Transcribe the records below exactly as they appear, omitting any pictures.

[PROVIDED DATA]:
———
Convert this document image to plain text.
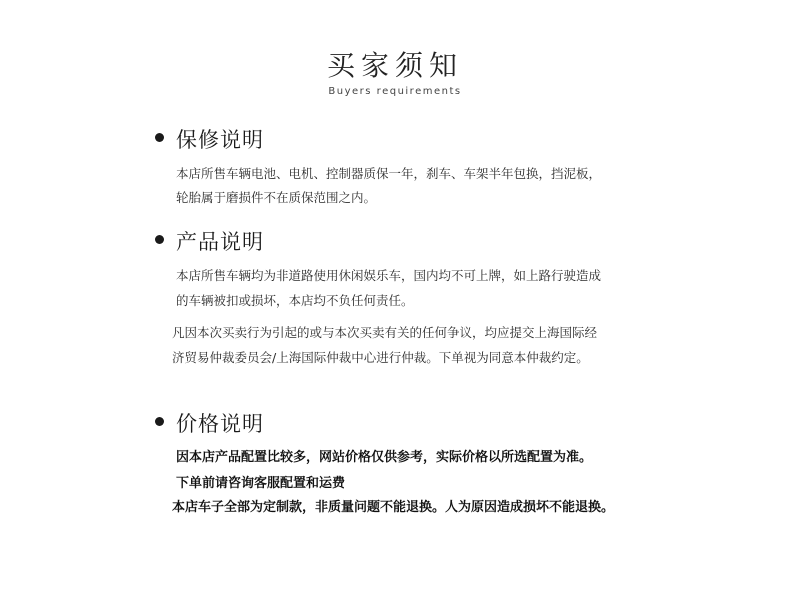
买家须知
Buyers requirements
保修说明
本店所售车辆电池、电机、控制器质保一年，刹车、车架半年包换，挡泥板，
轮胎属于磨损件不在质保范围之内。
产品说明
本店所售车辆均为非道路使用休闲娱乐车，国内均不可上牌，如上路行驶造成
的车辆被扣或损坏，本店均不负任何责任。
凡因本次买卖行为引起的或与本次买卖有关的任何争议，均应提交上海国际经
济贸易仲裁委员会/上海国际仲裁中心进行仲裁。下单视为同意本仲裁约定。
价格说明
因本店产品配置比较多，网站价格仅供参考，实际价格以所选配置为准。
下单前请咨询客服配置和运费
本店车子全部为定制款，非质量问题不能退换。人为原因造成损坏不能退换。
———
[EXERCISE SOLUTION]:
Convert this document image to plain text.
买家须知
Buyers requirements
保修说明
本店所售车辆电池、电机、控制器质保一年，刹车、车架半年包换，挡泥板，
轮胎属于磨损件不在质保范围之内。
产品说明
本店所售车辆均为非道路使用休闲娱乐车，国内均不可上牌，如上路行驶造成
的车辆被扣或损坏，本店均不负任何责任。
凡因本次买卖行为引起的或与本次买卖有关的任何争议，均应提交上海国际经
济贸易仲裁委员会/上海国际仲裁中心进行仲裁。下单视为同意本仲裁约定。
价格说明
因本店产品配置比较多，网站价格仅供参考，实际价格以所选配置为准。
下单前请咨询客服配置和运费
本店车子全部为定制款，非质量问题不能退换。人为原因造成损坏不能退换。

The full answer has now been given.